## Data for this task:
— start —

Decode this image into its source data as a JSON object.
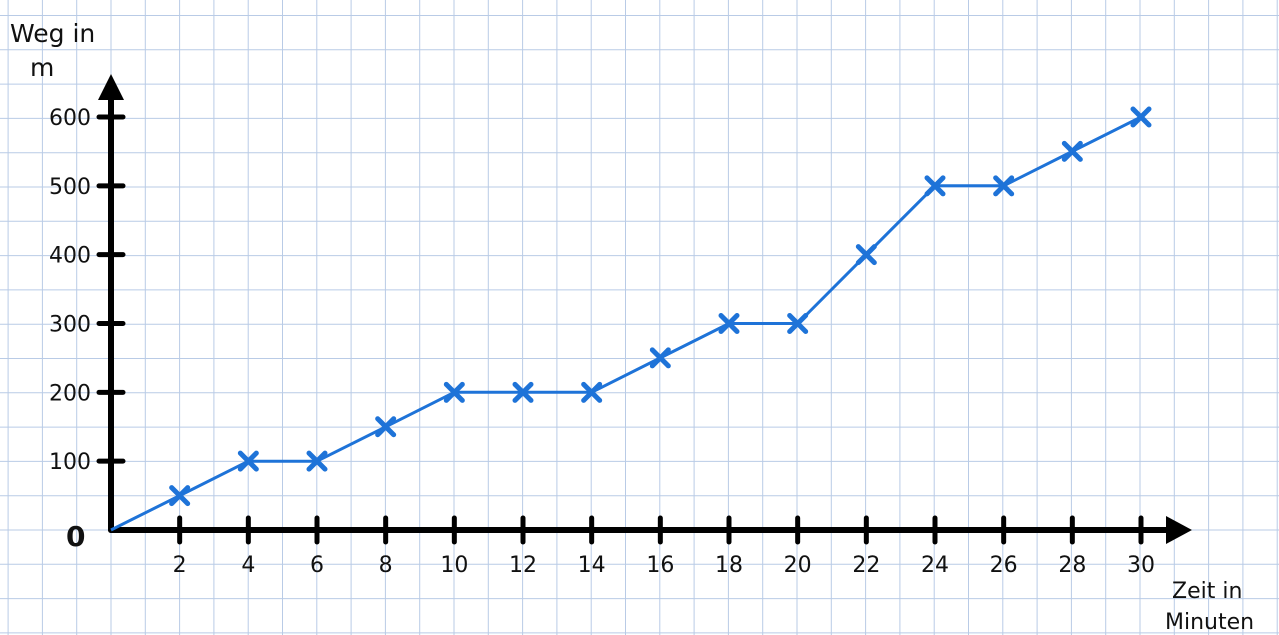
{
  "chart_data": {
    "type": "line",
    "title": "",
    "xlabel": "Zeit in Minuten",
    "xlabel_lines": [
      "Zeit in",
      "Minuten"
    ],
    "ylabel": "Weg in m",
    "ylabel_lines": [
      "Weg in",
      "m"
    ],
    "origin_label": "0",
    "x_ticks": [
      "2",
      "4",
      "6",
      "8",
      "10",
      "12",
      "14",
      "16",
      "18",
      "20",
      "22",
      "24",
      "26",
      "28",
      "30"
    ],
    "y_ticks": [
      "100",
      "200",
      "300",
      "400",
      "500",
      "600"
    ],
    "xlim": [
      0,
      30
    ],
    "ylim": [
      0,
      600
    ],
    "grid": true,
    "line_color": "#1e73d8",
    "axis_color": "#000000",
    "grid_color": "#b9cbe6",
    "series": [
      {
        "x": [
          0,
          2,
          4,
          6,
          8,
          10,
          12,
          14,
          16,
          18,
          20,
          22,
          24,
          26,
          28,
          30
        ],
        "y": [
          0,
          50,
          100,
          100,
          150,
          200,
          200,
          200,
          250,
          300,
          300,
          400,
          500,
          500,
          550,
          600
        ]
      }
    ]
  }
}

— end —

## Set task:
Every record above must be given again exactly; drop the pictures.

## Task answer:
Decode this image into its source data as a JSON object.
{
  "chart_data": {
    "type": "line",
    "title": "",
    "xlabel": "Zeit in Minuten",
    "xlabel_lines": [
      "Zeit in",
      "Minuten"
    ],
    "ylabel": "Weg in m",
    "ylabel_lines": [
      "Weg in",
      "m"
    ],
    "origin_label": "0",
    "x_ticks": [
      "2",
      "4",
      "6",
      "8",
      "10",
      "12",
      "14",
      "16",
      "18",
      "20",
      "22",
      "24",
      "26",
      "28",
      "30"
    ],
    "y_ticks": [
      "100",
      "200",
      "300",
      "400",
      "500",
      "600"
    ],
    "xlim": [
      0,
      30
    ],
    "ylim": [
      0,
      600
    ],
    "grid": true,
    "line_color": "#1e73d8",
    "axis_color": "#000000",
    "grid_color": "#b9cbe6",
    "series": [
      {
        "x": [
          0,
          2,
          4,
          6,
          8,
          10,
          12,
          14,
          16,
          18,
          20,
          22,
          24,
          26,
          28,
          30
        ],
        "y": [
          0,
          50,
          100,
          100,
          150,
          200,
          200,
          200,
          250,
          300,
          300,
          400,
          500,
          500,
          550,
          600
        ]
      }
    ]
  }
}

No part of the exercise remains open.